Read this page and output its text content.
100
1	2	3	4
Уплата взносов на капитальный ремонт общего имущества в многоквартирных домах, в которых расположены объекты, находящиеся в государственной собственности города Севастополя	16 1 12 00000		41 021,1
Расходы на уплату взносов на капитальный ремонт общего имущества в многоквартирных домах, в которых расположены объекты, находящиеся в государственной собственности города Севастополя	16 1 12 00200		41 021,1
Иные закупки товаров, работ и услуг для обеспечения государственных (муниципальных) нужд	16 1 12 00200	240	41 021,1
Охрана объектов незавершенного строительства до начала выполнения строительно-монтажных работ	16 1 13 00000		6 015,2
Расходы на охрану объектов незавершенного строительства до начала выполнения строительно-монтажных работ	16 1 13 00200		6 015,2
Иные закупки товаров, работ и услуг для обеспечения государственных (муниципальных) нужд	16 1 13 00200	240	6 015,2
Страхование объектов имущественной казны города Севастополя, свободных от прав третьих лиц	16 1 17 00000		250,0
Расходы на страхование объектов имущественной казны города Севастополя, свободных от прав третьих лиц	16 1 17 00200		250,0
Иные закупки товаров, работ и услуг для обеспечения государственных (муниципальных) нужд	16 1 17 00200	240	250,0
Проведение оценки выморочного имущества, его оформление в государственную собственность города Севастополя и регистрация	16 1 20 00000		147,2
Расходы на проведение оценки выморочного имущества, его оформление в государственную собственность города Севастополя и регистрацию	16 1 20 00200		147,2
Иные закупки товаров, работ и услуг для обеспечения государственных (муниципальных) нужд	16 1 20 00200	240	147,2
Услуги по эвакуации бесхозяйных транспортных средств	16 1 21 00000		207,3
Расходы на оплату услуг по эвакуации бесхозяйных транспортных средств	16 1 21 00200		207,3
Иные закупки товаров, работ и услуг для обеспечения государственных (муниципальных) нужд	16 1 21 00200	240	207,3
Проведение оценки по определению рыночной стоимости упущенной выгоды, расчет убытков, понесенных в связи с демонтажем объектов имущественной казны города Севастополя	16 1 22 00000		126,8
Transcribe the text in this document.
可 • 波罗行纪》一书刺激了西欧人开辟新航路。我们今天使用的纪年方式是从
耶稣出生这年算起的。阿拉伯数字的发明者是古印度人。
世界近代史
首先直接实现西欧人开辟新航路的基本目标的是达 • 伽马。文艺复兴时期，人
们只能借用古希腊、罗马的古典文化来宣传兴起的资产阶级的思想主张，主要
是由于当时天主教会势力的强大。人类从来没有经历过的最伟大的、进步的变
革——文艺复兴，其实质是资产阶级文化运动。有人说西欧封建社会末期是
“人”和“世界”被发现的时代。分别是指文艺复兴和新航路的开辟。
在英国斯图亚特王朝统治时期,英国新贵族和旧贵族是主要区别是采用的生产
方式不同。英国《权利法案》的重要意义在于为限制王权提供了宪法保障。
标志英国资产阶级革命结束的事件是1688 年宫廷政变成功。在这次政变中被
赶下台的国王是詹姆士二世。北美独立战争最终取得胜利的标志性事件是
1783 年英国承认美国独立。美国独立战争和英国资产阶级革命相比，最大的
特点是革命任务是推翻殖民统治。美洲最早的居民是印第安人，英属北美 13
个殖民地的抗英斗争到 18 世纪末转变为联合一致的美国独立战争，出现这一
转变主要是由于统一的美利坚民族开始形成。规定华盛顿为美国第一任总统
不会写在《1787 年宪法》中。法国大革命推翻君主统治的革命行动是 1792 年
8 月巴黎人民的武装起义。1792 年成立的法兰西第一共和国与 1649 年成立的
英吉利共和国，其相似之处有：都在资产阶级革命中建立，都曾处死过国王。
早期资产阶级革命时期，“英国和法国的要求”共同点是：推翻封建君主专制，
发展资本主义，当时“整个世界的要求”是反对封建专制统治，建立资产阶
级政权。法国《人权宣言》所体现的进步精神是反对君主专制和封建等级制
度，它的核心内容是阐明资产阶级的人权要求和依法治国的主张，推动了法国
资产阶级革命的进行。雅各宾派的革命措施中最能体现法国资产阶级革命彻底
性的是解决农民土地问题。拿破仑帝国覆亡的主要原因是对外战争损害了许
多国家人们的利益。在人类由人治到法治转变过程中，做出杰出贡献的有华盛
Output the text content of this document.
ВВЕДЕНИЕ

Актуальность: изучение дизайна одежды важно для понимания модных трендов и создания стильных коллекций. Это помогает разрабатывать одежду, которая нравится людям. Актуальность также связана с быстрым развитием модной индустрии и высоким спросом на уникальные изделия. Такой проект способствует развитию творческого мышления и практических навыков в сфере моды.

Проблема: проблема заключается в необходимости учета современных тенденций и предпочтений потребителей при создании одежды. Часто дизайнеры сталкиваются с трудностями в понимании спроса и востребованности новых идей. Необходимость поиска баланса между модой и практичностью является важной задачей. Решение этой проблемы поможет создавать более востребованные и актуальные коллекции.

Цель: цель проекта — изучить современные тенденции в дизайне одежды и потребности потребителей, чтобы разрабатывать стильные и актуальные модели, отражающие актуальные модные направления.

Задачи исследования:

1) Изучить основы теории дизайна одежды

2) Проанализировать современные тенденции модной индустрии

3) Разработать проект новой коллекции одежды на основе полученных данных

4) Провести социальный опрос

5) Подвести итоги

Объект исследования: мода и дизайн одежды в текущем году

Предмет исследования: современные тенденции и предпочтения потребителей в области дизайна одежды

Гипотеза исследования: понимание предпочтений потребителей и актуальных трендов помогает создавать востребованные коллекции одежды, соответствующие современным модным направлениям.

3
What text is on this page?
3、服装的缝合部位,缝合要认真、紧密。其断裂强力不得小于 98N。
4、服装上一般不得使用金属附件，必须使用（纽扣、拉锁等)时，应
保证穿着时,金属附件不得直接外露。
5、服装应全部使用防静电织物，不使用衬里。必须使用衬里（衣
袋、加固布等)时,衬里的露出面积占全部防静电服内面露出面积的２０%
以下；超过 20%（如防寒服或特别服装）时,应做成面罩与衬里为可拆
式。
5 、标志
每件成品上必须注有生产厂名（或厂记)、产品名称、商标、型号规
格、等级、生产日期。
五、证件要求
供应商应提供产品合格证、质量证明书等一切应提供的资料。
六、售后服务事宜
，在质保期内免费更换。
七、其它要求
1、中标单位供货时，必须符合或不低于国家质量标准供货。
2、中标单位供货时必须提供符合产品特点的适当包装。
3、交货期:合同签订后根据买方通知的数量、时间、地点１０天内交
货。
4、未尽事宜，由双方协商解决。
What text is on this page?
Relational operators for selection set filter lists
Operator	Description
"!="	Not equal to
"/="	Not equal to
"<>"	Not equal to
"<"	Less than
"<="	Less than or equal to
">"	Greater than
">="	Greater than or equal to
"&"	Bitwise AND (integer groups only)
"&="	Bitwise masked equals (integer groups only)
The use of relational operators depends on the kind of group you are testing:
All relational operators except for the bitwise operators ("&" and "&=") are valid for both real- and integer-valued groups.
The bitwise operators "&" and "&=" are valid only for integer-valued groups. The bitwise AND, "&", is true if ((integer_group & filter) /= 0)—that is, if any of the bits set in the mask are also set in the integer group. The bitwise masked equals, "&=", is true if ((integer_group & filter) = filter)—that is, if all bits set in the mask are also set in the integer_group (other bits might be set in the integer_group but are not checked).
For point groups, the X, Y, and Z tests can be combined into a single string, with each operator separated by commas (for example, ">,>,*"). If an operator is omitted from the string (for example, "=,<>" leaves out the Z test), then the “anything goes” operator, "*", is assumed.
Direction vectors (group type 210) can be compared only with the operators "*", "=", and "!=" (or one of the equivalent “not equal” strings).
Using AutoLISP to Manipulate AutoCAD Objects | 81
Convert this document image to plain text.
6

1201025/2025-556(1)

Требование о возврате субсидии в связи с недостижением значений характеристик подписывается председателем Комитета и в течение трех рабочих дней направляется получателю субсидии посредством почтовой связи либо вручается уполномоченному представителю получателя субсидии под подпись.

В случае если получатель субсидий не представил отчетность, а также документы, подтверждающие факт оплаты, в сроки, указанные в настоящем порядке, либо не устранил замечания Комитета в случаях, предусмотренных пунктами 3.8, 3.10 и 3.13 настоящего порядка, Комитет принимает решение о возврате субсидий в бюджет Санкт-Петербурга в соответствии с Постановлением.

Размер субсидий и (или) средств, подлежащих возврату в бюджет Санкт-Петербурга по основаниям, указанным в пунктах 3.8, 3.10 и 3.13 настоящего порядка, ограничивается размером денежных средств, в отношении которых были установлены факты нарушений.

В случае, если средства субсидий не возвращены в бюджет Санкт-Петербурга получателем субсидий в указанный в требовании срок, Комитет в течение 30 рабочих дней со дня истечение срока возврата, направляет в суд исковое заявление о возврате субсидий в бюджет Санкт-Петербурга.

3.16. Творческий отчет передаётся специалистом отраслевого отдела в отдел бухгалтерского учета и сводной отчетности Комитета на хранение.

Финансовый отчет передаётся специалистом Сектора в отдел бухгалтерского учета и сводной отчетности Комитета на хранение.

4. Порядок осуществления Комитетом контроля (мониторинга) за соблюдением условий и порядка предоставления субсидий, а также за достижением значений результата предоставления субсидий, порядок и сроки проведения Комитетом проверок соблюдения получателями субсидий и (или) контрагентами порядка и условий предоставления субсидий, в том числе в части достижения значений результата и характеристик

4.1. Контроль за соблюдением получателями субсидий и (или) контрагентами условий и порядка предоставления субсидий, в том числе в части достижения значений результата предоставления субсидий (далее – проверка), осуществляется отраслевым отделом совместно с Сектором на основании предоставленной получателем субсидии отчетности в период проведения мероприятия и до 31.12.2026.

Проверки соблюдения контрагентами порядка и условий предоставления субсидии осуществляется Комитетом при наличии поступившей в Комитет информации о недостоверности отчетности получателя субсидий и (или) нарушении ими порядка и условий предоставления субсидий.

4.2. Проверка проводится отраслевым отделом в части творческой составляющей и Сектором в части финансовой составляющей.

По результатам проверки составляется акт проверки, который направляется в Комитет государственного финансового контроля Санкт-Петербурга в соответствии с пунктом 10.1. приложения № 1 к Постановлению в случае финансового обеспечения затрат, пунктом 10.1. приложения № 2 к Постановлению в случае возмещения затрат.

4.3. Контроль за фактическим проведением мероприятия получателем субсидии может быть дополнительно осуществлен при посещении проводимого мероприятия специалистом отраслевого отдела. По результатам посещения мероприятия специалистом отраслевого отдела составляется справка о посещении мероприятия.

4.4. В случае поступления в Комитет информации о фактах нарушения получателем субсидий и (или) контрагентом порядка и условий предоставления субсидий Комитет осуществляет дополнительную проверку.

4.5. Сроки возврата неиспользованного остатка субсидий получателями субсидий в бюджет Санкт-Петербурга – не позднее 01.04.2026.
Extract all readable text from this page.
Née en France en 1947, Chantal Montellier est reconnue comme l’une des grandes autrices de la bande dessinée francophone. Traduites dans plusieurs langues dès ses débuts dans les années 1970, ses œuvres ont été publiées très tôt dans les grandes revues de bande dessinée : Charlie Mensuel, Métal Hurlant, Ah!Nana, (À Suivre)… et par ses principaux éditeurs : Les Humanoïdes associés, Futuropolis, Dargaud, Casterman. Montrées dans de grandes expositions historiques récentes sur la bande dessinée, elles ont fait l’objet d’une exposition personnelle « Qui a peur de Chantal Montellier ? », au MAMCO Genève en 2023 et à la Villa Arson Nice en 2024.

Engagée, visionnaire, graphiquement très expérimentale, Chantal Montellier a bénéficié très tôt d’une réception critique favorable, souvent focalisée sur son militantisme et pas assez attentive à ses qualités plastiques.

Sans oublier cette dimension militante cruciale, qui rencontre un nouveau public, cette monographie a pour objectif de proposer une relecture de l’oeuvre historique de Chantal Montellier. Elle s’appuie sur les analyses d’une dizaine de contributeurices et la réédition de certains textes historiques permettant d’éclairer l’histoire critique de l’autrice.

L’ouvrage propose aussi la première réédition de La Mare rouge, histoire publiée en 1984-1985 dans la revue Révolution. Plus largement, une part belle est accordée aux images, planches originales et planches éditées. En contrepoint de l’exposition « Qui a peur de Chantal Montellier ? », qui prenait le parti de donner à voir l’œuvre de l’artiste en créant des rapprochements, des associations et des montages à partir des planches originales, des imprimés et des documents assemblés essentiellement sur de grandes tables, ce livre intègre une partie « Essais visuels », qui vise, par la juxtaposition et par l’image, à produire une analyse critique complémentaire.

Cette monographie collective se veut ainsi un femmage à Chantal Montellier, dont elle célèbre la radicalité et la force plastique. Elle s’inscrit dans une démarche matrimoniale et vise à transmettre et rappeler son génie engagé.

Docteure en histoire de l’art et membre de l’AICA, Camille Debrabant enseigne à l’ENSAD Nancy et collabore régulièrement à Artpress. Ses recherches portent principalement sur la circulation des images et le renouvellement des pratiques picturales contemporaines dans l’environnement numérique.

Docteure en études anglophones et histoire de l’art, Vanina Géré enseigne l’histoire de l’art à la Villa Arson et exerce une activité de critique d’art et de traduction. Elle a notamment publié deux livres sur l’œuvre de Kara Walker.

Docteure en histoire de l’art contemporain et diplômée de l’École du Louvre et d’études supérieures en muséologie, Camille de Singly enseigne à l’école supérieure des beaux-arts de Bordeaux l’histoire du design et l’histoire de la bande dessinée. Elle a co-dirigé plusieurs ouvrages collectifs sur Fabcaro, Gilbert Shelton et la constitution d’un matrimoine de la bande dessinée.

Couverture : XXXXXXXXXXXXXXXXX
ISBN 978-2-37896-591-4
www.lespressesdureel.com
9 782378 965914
★ ★ ★ ★
_Goal_: Select the lines from the entries that include the word "свободных".

_Final result_:
Страхование объектов имущественной казны города Севастополя, свободных от прав третьих лиц	16 1 17 00000		250,0
Расходы на страхование объектов имущественной казны города Севастополя, свободных от прав третьих лиц	16 1 17 00200		250,0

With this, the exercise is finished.